_What you have to do:_
Report every line from the material that contains the word "icon".

_Entries provided:_
※ ※ ※

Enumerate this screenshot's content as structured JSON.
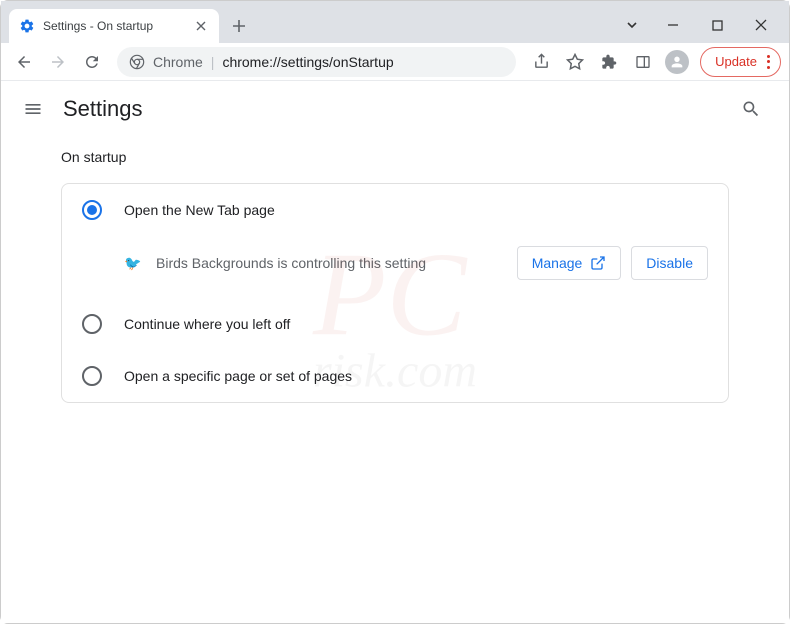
{
  "window": {
    "tab_title": "Settings - On startup"
  },
  "toolbar": {
    "omnibox_prefix": "Chrome",
    "omnibox_url": "chrome://settings/onStartup",
    "update_label": "Update"
  },
  "settings": {
    "header_title": "Settings",
    "section_title": "On startup",
    "options": [
      {
        "label": "Open the New Tab page",
        "selected": true
      },
      {
        "label": "Continue where you left off",
        "selected": false
      },
      {
        "label": "Open a specific page or set of pages",
        "selected": false
      }
    ],
    "extension_control": {
      "icon": "🐦",
      "text": "Birds Backgrounds is controlling this setting",
      "manage_label": "Manage",
      "disable_label": "Disable"
    }
  },
  "watermark": {
    "main": "PC",
    "sub": "risk.com"
  }
}
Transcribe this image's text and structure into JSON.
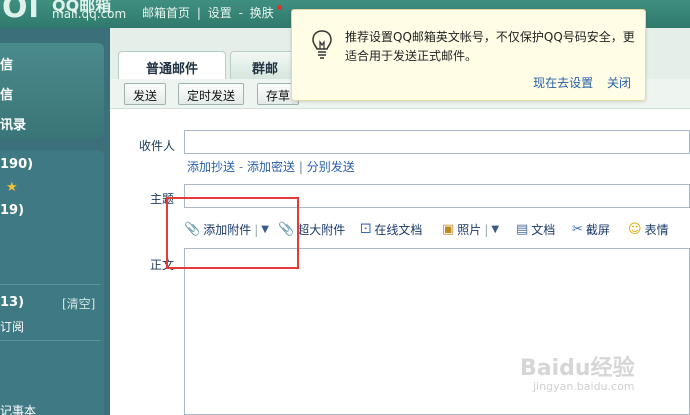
{
  "brand": {
    "logo_text": "QQ邮箱",
    "domain": "mail.qq.com"
  },
  "toplinks": {
    "home": "邮箱首页",
    "sep": "|",
    "settings": "设置",
    "dash": "-",
    "skin": "换肤"
  },
  "sidebar": {
    "items": [
      {
        "label": "信"
      },
      {
        "label": "信"
      },
      {
        "label": "讯录"
      },
      {
        "label": "190)"
      },
      {
        "label": "★"
      },
      {
        "label": "19)"
      },
      {
        "label": "13)"
      },
      {
        "label": "订阅"
      },
      {
        "label": "记事本"
      }
    ],
    "clear": "[清空]"
  },
  "tabs": [
    "普通邮件",
    "群邮"
  ],
  "toolbar": {
    "send": "发送",
    "timed_send": "定时发送",
    "draft": "存草"
  },
  "compose": {
    "to_label": "收件人",
    "cc_link": "添加抄送",
    "dash": "-",
    "bcc_link": "添加密送",
    "pipe": "|",
    "separate_link": "分别发送",
    "subject_label": "主题",
    "body_label": "正文"
  },
  "attach_bar": {
    "add_attachment": "添加附件",
    "large_attachment": "超大附件",
    "online_doc": "在线文档",
    "photo": "照片",
    "document": "文档",
    "screenshot": "截屏",
    "emoji": "表情"
  },
  "tip": {
    "text": "推荐设置QQ邮箱英文帐号，不仅保护QQ号码安全，更适合用于发送正式邮件。",
    "setup_now": "现在去设置",
    "close": "关闭"
  },
  "watermark": {
    "text": "Baidu经验",
    "url": "jingyan.baidu.com"
  },
  "colors": {
    "accent": "#3b7f72",
    "highlight_border": "#e53a3a",
    "link": "#2860a8"
  }
}
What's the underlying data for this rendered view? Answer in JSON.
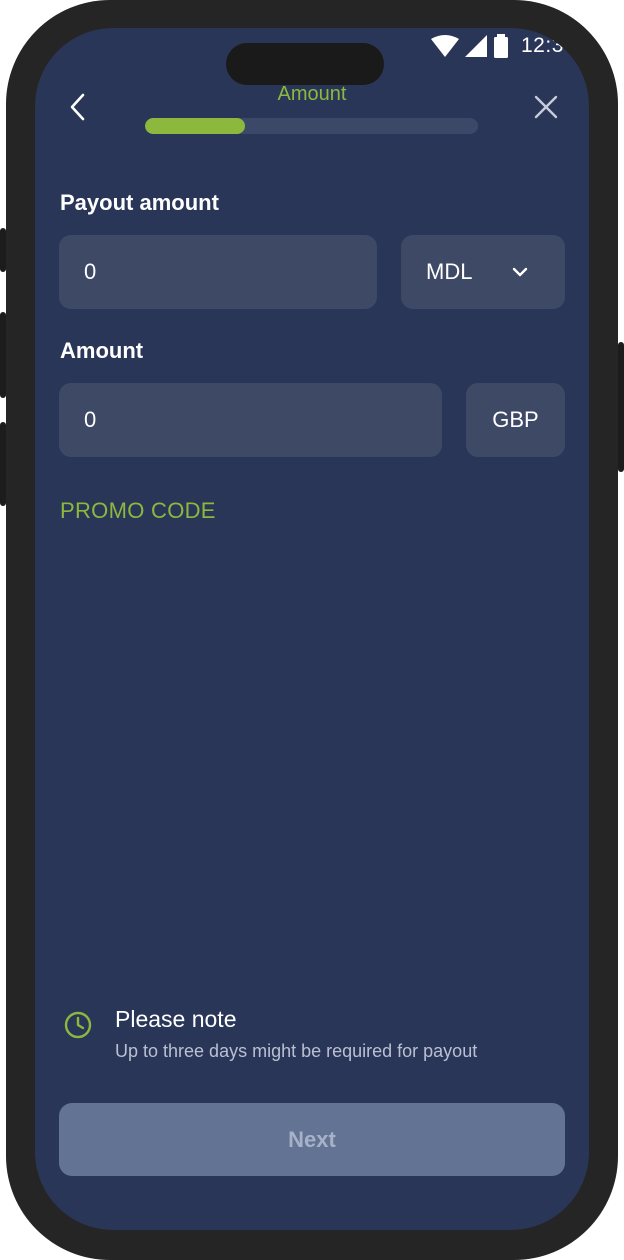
{
  "status_bar": {
    "time": "12:3",
    "wifi_icon": "wifi-icon",
    "signal_icon": "signal-icon",
    "battery_icon": "battery-icon"
  },
  "header": {
    "back_icon": "chevron-left-icon",
    "close_icon": "close-icon",
    "step_title": "Amount",
    "progress": 0.3
  },
  "form": {
    "payout_label": "Payout amount",
    "payout_value": "0",
    "payout_currency": "MDL",
    "payout_currency_icon": "chevron-down-icon",
    "amount_label": "Amount",
    "amount_value": "0",
    "amount_currency": "GBP",
    "promo_label": "PROMO CODE"
  },
  "note": {
    "icon": "clock-icon",
    "title": "Please note",
    "text": "Up to three days might be required for payout"
  },
  "footer": {
    "next_label": "Next"
  },
  "colors": {
    "background": "#2a3658",
    "accent": "#8bb83d",
    "field": "#3e4966",
    "button": "#627393"
  }
}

※ ※ ※

_The answer:_
      "icon": "🐦",
    "wifi_icon": "wifi-icon",
    "signal_icon": "signal-icon",
    "battery_icon": "battery-icon"
    "back_icon": "chevron-left-icon",
    "close_icon": "close-icon",
    "payout_currency_icon": "chevron-down-icon",
    "icon": "clock-icon",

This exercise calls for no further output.